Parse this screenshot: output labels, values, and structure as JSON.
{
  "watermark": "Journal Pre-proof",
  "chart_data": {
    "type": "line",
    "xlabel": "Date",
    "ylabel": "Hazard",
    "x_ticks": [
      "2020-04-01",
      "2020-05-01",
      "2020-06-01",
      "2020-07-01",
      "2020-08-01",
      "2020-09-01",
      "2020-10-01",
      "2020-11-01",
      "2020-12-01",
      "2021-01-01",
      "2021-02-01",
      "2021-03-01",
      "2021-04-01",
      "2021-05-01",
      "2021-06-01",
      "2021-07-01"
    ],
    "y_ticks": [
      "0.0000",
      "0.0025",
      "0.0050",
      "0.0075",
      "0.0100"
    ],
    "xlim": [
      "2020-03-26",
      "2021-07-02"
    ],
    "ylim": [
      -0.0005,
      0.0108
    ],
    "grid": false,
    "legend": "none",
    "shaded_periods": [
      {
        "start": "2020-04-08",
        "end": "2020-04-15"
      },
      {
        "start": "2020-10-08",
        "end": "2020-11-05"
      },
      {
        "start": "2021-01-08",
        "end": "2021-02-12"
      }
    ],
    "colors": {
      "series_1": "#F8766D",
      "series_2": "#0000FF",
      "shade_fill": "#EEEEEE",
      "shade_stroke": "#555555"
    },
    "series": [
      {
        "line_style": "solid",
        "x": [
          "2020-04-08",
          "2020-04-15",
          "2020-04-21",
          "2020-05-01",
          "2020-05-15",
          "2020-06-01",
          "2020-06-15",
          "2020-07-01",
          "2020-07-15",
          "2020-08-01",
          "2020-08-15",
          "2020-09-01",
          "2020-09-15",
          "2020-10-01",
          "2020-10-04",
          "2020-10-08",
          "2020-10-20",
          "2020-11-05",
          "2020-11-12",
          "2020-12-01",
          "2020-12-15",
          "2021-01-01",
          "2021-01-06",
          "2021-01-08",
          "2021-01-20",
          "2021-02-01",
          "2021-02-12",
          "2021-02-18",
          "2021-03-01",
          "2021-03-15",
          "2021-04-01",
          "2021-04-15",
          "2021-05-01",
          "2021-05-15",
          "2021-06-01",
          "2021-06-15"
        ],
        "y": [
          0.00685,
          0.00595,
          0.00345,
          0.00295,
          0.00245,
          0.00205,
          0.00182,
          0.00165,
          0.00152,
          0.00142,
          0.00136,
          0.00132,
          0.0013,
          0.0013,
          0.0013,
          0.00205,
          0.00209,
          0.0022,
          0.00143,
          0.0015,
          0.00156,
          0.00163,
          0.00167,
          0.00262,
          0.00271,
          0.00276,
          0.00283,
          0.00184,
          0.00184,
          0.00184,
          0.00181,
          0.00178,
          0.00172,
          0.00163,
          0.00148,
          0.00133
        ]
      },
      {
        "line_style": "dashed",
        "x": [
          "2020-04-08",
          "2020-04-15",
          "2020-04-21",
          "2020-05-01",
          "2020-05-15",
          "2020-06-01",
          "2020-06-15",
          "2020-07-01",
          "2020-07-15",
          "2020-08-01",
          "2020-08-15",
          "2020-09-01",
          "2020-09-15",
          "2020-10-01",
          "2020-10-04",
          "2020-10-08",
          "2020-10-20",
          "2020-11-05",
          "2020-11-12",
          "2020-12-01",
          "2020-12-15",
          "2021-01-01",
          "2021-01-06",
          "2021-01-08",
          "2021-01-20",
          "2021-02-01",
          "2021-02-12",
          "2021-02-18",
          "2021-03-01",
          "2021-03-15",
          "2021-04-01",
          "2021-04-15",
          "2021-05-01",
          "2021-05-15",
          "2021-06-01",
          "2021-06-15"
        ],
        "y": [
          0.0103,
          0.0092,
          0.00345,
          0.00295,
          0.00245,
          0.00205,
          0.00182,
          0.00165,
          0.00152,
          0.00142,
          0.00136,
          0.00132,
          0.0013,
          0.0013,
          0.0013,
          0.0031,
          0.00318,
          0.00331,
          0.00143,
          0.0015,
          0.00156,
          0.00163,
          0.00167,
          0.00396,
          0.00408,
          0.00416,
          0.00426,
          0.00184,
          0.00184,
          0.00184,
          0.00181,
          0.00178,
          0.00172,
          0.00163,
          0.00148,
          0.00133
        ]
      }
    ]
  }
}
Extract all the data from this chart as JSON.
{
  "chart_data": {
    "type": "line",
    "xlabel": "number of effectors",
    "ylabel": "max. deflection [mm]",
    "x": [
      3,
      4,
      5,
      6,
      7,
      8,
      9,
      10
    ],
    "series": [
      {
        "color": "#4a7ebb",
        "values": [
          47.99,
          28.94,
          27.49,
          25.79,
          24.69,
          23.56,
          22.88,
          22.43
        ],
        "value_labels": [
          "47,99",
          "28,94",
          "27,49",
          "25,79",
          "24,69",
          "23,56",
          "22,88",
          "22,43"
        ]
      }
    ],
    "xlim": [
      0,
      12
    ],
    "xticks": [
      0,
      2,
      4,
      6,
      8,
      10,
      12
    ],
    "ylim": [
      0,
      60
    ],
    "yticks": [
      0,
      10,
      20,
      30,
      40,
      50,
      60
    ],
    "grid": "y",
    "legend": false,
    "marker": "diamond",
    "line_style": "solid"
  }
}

####################

**WHAT YOU NEED TO DO**
Return every line of the preceding records in which the word "xlabel" appears.

**ANSWER TO THIS TASK**
    "xlabel": "Date",
    "xlabel": "number of effectors",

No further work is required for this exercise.